Your task is to filter the data below down to the lines holding "JSON".

#### LISTED RECORDS
------------------------------------------------

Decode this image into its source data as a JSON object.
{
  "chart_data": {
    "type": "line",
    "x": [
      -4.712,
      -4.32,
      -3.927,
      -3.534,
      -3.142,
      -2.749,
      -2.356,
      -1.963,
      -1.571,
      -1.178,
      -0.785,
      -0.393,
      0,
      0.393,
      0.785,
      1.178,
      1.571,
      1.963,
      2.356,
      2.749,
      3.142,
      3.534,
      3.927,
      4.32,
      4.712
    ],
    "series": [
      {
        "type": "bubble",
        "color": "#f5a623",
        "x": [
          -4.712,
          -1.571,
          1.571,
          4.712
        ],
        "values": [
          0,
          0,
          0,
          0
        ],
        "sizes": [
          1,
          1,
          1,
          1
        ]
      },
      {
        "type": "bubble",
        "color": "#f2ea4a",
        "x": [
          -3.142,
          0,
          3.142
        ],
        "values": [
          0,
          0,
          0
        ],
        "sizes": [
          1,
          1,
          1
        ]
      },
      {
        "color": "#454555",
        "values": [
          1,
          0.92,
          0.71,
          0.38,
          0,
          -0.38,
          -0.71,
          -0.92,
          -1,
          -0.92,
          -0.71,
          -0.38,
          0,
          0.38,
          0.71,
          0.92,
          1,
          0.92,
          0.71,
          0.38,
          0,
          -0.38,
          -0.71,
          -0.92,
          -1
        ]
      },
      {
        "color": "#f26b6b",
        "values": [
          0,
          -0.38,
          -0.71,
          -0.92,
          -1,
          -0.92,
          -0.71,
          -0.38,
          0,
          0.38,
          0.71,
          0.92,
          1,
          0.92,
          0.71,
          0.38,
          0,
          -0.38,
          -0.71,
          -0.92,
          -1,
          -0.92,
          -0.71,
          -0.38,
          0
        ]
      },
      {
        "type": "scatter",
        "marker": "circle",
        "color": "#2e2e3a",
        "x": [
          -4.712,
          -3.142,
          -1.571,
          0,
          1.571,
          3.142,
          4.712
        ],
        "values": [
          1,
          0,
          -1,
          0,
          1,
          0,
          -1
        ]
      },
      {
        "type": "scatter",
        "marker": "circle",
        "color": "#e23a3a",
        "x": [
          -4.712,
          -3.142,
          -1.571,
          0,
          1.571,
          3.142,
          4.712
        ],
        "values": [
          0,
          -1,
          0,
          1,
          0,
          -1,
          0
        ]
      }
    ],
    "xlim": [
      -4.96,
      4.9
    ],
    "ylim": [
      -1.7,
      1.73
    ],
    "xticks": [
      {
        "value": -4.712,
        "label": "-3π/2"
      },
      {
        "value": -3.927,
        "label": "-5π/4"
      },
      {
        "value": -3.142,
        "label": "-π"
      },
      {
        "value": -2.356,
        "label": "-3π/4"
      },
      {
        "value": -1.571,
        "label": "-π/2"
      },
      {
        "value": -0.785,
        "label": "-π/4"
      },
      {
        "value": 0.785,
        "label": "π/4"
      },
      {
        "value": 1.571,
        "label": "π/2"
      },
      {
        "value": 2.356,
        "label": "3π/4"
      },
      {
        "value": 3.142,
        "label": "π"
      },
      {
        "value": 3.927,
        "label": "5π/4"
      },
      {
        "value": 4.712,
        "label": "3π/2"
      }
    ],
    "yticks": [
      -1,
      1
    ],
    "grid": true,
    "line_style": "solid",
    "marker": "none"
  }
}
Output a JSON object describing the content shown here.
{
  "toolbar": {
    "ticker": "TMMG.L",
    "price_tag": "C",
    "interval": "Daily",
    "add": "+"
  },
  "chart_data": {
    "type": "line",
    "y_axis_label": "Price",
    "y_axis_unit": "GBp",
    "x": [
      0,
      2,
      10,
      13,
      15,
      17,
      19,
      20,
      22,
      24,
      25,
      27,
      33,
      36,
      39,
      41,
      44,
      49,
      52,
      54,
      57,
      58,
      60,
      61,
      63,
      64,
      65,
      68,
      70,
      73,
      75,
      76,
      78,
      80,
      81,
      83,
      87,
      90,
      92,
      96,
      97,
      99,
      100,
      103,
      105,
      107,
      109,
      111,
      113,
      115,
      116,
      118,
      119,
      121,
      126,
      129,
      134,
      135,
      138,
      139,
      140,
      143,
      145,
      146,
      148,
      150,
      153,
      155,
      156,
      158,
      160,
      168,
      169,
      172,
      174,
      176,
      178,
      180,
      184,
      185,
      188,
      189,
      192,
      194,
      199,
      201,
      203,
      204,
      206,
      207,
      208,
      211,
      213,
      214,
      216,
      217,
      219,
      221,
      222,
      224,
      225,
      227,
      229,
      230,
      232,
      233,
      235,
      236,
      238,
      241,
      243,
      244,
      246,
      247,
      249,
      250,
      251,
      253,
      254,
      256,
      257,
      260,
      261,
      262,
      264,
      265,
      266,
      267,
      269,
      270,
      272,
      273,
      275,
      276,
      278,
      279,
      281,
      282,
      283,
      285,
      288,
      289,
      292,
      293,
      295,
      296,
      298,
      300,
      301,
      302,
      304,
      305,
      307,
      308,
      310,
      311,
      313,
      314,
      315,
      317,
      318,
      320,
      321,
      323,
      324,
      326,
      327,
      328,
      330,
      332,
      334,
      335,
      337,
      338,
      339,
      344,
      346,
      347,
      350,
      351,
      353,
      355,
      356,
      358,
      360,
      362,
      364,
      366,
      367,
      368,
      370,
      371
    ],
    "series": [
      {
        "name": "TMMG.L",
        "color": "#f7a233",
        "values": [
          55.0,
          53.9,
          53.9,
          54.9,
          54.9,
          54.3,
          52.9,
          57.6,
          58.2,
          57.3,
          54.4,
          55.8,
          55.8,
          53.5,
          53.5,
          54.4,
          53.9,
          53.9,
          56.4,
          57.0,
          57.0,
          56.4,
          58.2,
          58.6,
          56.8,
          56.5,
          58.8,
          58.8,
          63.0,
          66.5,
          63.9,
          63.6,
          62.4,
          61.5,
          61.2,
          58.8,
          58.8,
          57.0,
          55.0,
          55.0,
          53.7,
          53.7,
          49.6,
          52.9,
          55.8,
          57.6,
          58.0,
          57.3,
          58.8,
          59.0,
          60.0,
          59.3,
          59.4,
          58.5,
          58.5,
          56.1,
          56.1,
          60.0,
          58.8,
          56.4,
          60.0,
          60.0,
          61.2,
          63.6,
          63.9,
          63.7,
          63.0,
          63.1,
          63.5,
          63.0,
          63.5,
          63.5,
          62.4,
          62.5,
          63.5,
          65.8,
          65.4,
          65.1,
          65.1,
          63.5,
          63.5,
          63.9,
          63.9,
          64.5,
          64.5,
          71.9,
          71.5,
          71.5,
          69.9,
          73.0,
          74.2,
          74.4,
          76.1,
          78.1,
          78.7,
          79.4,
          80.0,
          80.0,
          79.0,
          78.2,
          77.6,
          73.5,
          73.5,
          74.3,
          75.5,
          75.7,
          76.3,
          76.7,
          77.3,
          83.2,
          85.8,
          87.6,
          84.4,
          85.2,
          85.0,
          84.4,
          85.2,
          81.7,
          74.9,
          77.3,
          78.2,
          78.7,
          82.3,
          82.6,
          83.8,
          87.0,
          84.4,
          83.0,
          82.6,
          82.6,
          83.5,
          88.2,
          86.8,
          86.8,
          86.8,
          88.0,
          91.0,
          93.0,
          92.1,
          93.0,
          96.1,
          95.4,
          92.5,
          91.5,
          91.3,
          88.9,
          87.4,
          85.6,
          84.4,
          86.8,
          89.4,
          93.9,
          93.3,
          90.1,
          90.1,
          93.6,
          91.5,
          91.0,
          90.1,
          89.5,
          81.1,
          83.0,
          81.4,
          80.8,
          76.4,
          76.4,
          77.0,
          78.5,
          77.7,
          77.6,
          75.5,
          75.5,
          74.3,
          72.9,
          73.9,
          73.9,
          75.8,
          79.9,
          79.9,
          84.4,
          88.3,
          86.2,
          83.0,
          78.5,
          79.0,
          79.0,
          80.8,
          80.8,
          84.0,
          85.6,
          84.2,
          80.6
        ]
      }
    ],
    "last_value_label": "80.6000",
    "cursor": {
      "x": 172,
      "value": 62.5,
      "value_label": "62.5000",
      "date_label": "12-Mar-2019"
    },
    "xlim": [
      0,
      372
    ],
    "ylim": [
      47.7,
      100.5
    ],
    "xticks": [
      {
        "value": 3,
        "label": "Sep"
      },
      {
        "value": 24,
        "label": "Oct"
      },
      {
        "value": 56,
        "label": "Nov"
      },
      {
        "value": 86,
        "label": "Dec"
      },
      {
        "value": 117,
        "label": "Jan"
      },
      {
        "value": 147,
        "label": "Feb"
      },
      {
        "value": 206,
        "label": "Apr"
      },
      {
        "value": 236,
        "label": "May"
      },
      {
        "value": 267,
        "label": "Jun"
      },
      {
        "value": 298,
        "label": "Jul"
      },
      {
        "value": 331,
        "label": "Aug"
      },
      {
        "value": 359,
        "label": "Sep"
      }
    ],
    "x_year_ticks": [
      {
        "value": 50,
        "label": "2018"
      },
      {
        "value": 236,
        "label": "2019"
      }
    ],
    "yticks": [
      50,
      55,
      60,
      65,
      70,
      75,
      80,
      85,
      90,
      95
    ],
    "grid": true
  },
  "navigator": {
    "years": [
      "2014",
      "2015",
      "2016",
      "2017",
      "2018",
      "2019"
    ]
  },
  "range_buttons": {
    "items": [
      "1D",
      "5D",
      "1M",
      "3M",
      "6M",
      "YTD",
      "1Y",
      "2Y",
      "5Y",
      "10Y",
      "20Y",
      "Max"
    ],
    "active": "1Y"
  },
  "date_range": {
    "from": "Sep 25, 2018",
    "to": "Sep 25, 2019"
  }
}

------------------------------------------------

#### RESULT OF THIS TASK
Decode this image into its source data as a JSON object.
Output a JSON object describing the content shown here.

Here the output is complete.